[Records from a dataset]
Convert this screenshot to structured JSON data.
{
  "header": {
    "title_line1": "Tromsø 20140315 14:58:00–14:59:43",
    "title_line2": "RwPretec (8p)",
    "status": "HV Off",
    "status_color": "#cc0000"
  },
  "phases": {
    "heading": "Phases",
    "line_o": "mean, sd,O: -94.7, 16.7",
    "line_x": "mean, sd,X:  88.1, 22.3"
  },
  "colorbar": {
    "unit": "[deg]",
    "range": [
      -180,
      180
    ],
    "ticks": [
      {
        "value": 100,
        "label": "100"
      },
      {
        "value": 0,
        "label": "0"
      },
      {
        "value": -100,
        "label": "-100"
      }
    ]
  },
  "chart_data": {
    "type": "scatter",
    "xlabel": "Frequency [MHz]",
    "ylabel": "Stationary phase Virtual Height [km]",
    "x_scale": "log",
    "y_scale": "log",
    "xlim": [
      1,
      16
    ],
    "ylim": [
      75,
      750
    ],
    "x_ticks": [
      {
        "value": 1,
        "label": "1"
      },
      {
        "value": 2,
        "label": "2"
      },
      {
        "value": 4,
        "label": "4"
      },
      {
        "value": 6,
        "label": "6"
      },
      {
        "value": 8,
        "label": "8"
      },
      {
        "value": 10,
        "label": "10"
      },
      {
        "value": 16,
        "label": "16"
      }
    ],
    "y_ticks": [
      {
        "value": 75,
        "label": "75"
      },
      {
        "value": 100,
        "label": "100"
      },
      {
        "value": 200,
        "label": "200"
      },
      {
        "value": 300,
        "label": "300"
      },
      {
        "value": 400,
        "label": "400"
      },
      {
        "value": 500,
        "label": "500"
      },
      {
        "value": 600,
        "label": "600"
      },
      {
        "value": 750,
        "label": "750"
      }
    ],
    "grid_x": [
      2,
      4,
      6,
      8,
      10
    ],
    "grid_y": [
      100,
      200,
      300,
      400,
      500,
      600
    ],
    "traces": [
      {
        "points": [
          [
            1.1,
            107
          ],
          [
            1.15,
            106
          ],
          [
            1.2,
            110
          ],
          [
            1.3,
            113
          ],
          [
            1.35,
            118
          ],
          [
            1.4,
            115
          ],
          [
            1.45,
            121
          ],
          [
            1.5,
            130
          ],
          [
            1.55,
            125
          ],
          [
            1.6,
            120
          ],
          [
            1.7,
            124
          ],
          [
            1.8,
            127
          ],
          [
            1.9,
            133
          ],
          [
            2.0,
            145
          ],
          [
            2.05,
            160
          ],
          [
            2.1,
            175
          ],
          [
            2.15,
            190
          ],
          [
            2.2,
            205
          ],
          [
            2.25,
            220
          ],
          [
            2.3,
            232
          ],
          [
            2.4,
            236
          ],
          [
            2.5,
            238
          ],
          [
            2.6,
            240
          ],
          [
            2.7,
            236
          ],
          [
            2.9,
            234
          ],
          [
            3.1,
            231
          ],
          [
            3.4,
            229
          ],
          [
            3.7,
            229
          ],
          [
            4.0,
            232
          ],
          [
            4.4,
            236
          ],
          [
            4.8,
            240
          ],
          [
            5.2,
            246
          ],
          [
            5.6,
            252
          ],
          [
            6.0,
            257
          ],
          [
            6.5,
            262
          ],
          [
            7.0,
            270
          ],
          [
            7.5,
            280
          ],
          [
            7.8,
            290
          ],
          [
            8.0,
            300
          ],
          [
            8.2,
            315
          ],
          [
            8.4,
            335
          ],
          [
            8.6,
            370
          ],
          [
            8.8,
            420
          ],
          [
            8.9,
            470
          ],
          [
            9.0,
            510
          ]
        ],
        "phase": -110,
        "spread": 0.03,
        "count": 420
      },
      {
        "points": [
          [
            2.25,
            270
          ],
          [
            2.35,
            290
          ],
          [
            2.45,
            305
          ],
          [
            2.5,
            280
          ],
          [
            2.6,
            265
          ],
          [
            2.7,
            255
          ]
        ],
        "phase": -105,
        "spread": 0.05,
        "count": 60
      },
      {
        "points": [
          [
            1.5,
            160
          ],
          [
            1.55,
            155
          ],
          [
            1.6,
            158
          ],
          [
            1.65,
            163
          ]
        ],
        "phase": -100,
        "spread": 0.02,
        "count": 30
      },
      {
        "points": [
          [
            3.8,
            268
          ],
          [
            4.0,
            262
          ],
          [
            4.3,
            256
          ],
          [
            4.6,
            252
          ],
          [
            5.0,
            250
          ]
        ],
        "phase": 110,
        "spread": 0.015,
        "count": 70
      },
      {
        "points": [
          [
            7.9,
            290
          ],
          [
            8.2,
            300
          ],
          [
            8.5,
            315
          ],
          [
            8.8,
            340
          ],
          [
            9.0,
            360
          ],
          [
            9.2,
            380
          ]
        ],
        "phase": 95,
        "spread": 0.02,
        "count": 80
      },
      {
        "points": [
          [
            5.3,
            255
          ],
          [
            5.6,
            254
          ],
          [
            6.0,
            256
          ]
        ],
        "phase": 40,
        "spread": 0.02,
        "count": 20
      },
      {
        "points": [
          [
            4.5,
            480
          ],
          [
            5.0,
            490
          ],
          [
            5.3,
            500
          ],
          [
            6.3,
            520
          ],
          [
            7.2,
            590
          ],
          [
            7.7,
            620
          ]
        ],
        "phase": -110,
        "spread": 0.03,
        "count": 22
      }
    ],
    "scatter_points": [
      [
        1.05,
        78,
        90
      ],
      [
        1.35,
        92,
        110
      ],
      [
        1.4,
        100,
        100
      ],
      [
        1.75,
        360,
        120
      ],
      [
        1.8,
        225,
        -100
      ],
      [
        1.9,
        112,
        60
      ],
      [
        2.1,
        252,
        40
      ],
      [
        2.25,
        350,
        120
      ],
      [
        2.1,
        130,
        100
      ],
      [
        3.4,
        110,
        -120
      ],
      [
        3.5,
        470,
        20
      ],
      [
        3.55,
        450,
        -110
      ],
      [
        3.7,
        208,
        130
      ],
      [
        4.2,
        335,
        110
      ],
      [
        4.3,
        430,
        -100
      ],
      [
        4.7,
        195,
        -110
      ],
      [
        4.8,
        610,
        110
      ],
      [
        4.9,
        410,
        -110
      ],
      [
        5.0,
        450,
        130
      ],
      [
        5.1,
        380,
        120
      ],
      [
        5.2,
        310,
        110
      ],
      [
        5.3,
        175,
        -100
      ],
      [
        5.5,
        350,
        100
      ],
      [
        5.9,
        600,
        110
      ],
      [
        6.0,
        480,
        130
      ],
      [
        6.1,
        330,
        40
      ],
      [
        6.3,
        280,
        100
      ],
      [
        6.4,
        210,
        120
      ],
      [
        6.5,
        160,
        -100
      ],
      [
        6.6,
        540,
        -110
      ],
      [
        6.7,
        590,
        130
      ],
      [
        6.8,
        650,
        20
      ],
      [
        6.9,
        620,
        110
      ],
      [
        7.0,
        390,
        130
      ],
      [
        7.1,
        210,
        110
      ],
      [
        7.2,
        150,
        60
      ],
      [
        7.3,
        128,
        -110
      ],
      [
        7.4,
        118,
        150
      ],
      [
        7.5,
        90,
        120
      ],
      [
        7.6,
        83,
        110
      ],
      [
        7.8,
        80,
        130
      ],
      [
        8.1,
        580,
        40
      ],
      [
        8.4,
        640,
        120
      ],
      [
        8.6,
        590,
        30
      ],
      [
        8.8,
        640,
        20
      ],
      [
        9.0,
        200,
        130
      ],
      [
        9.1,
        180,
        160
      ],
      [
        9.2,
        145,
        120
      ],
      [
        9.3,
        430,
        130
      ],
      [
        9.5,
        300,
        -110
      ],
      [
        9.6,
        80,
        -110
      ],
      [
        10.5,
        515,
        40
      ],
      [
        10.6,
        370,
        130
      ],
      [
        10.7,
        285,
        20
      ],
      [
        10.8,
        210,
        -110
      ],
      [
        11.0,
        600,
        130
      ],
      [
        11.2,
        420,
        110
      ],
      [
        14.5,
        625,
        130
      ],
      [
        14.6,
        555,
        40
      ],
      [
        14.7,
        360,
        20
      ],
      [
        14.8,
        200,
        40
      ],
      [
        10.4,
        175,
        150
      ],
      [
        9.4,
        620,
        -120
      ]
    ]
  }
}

■ **INSTRUCTIONS TO FOLLOW**: From the listing, copy every line where the string "count" appears.

■ **OUTPUT FOR THIS TASK**:
        "count": 420
        "count": 60
        "count": 30
        "count": 70
        "count": 80
        "count": 20
        "count": 22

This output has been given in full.